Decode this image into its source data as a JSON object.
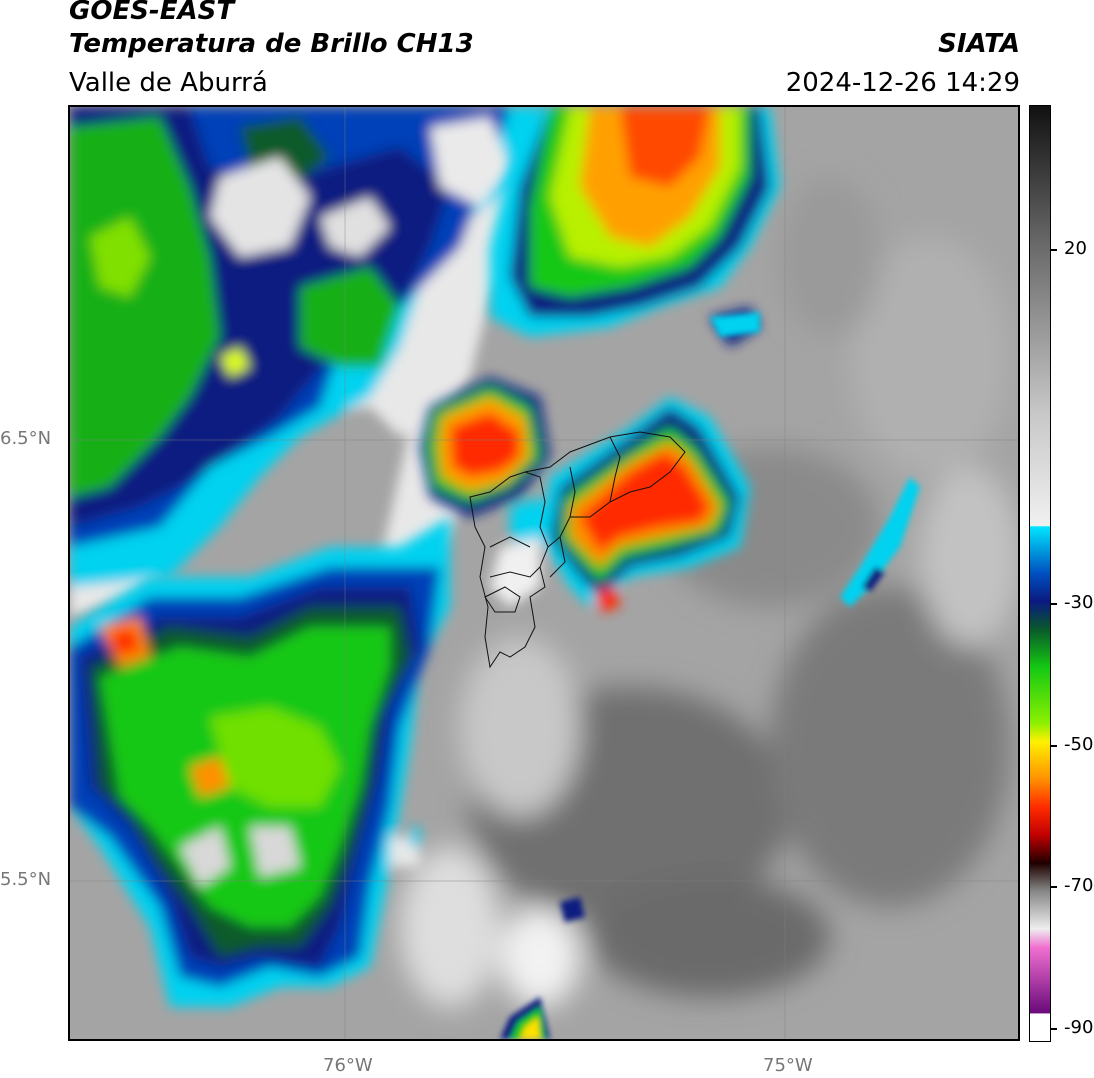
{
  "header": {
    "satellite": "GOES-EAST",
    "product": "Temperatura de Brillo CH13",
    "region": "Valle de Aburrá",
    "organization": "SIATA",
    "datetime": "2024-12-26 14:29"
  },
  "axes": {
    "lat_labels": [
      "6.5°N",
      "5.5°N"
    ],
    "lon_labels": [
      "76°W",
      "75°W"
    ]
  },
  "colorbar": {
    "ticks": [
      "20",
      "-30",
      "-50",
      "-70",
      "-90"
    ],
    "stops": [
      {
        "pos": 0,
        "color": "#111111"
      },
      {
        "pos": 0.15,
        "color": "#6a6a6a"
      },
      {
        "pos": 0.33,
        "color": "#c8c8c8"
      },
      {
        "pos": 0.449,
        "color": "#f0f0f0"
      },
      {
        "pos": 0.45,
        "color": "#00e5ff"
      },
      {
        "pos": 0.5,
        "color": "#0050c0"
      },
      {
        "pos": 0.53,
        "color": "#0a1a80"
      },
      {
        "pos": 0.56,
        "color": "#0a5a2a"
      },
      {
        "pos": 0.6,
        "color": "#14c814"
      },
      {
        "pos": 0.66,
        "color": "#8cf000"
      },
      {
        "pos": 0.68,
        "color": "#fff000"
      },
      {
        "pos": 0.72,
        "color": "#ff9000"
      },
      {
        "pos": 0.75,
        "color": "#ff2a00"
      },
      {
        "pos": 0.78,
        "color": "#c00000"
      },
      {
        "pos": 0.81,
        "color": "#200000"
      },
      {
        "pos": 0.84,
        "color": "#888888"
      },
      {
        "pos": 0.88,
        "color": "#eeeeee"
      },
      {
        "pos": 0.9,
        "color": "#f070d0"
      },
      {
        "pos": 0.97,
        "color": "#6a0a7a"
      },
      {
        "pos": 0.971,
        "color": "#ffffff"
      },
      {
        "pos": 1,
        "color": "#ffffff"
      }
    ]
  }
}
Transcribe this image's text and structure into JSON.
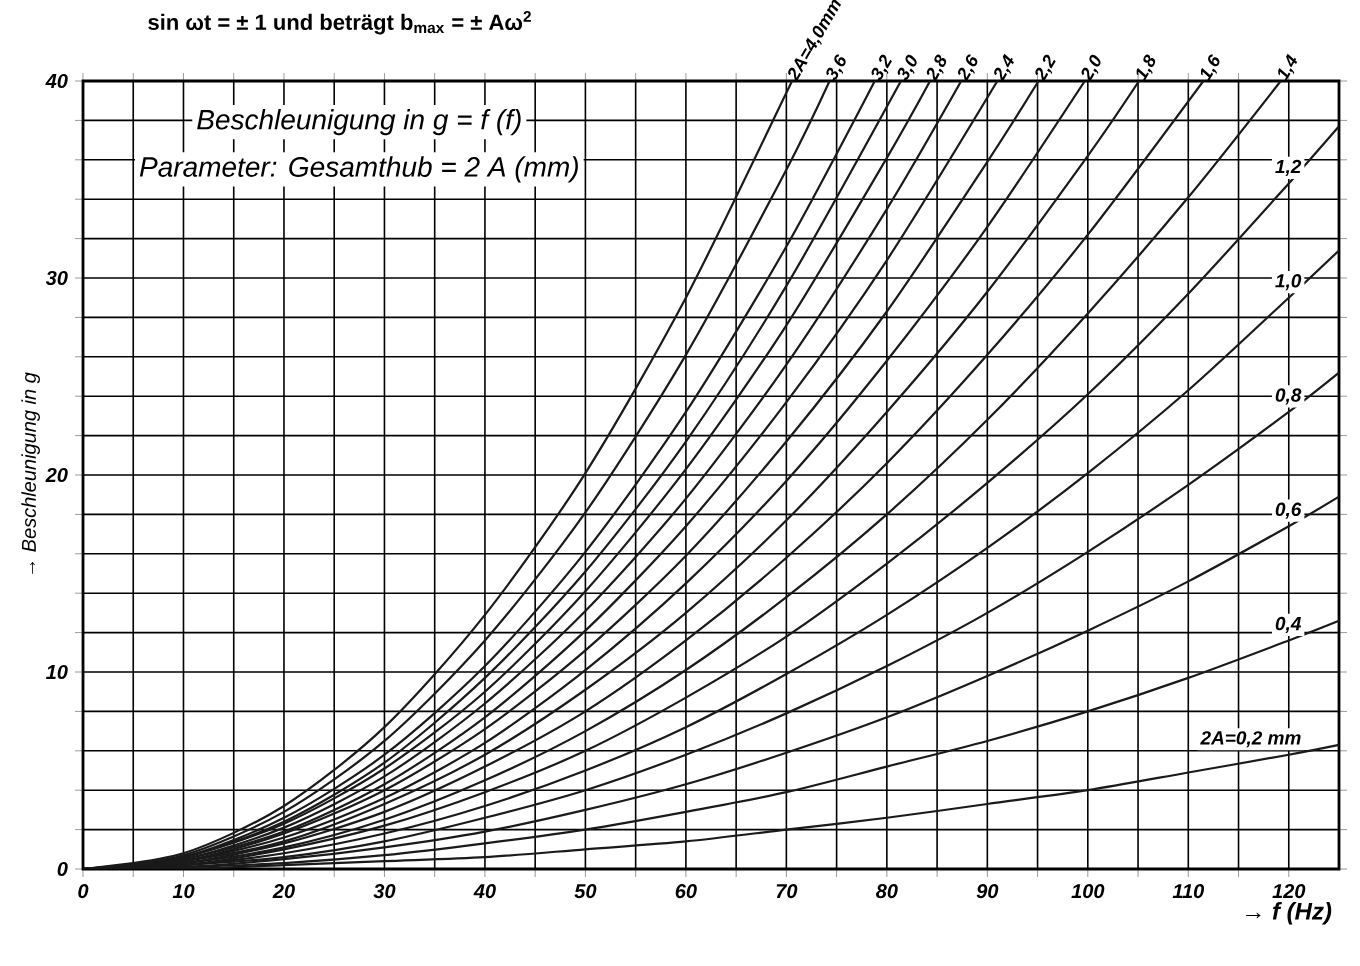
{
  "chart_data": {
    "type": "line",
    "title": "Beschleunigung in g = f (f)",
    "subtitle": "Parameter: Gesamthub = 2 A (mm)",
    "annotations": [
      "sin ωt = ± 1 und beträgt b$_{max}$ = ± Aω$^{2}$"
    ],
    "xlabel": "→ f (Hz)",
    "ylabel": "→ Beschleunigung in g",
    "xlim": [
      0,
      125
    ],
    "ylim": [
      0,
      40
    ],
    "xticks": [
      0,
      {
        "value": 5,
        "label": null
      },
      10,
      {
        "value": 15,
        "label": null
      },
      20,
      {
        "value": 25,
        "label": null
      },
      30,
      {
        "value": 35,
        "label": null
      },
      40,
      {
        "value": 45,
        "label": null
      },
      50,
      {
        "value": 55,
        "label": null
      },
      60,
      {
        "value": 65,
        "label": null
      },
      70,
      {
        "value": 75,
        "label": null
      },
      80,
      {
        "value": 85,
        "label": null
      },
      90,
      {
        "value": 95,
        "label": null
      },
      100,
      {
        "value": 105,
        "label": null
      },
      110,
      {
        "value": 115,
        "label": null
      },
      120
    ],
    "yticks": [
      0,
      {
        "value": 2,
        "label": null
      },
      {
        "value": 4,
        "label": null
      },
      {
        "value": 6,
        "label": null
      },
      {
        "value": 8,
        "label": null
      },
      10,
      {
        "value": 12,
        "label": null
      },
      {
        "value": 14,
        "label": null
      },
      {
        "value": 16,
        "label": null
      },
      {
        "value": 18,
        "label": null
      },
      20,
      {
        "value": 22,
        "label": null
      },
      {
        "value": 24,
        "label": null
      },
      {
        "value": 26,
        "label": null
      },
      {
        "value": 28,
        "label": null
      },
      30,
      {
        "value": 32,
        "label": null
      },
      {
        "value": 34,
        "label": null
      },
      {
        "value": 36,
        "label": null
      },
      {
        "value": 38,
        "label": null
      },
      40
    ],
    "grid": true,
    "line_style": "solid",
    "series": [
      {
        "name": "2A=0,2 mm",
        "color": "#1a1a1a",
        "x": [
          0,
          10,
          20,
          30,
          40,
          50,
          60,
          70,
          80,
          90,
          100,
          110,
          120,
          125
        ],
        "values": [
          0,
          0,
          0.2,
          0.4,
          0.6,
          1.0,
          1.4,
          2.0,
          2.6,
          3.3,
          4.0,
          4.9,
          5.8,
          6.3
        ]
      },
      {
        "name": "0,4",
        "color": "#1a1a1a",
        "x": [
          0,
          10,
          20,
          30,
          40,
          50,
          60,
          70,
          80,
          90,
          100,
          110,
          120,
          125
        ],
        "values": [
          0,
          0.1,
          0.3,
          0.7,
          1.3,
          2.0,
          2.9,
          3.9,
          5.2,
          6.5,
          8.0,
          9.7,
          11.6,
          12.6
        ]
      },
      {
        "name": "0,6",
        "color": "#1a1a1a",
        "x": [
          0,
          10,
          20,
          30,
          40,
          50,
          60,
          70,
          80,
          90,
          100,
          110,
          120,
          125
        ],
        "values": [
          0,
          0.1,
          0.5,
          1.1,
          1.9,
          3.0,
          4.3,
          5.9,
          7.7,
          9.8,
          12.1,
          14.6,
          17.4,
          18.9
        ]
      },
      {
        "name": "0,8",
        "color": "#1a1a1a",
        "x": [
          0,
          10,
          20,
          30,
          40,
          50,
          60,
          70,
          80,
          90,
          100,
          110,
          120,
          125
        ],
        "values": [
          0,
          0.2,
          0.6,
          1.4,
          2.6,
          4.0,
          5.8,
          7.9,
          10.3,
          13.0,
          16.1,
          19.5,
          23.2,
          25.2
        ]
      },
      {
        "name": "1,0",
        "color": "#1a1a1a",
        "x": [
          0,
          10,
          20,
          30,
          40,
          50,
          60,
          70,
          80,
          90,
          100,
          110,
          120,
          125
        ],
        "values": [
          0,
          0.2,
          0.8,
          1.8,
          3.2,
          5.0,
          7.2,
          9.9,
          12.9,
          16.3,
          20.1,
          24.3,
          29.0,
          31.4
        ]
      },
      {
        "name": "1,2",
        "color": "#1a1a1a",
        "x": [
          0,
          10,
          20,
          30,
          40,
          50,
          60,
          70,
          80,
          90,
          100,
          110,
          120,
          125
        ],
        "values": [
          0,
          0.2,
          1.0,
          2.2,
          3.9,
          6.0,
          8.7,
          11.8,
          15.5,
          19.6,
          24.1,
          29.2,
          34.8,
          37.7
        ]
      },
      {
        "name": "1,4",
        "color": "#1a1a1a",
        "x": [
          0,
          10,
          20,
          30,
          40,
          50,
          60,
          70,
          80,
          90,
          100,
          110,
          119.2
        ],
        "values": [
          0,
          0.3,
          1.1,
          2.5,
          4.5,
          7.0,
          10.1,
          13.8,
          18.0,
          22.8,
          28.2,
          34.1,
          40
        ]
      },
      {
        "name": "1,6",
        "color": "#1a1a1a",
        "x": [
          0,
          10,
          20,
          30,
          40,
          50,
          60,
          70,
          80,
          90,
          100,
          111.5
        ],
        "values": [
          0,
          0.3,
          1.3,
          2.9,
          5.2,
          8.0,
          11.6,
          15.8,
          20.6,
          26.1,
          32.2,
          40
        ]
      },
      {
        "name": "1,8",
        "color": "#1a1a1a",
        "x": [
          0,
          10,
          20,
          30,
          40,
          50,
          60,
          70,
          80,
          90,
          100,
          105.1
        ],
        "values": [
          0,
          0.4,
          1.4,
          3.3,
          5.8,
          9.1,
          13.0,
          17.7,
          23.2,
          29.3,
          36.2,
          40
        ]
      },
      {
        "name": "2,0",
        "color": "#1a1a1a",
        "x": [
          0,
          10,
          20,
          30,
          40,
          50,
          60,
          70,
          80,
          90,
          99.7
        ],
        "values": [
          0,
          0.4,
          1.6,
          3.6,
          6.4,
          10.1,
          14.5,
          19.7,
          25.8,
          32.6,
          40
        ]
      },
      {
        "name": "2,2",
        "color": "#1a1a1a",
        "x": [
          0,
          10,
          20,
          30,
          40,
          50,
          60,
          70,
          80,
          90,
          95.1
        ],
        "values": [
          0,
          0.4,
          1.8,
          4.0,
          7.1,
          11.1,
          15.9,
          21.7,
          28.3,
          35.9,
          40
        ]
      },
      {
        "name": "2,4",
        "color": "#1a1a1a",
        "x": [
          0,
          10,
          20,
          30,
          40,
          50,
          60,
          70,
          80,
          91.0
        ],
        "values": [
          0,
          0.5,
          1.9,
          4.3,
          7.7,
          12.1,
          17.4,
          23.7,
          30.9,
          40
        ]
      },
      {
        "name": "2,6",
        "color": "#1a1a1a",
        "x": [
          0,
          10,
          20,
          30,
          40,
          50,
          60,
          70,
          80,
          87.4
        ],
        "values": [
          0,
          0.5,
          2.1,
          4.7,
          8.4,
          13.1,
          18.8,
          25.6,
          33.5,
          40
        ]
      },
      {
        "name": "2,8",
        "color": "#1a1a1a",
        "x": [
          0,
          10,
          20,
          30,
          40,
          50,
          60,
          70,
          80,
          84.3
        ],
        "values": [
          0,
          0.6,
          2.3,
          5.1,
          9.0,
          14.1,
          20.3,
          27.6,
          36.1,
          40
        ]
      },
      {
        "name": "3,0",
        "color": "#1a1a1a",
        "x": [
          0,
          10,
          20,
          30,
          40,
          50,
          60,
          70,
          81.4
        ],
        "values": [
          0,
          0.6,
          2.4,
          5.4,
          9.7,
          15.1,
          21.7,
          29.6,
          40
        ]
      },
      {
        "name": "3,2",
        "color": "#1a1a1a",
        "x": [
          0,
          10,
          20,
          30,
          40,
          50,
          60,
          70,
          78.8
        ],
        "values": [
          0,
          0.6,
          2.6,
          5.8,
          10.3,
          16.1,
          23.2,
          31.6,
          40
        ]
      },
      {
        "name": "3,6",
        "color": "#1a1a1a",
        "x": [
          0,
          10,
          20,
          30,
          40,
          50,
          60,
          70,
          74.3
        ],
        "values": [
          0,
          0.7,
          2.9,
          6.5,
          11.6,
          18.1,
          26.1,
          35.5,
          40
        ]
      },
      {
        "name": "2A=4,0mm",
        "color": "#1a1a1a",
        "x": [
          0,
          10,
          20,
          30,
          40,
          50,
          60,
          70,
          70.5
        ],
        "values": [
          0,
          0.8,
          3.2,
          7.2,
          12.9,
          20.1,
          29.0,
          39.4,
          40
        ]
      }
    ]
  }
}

==================================================

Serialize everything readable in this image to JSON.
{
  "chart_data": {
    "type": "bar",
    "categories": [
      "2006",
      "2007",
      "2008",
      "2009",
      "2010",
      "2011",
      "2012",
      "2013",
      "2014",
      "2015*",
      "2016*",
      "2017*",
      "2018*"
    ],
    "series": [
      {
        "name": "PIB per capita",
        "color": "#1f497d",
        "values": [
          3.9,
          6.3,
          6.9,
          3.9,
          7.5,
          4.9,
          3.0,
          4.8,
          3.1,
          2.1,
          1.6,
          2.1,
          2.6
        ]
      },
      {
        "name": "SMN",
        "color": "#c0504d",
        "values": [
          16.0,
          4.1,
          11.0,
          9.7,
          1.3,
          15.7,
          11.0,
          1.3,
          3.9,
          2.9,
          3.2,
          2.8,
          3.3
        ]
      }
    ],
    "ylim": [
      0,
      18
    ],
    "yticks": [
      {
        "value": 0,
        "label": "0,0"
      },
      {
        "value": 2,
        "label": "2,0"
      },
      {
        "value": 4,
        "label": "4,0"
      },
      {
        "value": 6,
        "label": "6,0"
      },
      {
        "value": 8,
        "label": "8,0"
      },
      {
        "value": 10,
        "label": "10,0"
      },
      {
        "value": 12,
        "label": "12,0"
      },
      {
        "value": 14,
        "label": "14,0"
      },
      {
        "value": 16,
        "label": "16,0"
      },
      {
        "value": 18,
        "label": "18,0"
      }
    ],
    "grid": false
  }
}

==================================================

Description of the task | Where a line of the entries contains the word "JSON", copy that line.

Complete answer |
Decode this image into its source data as a JSON object.
Transcribe this image's text and structure into JSON.
Serialize everything readable in this image to JSON.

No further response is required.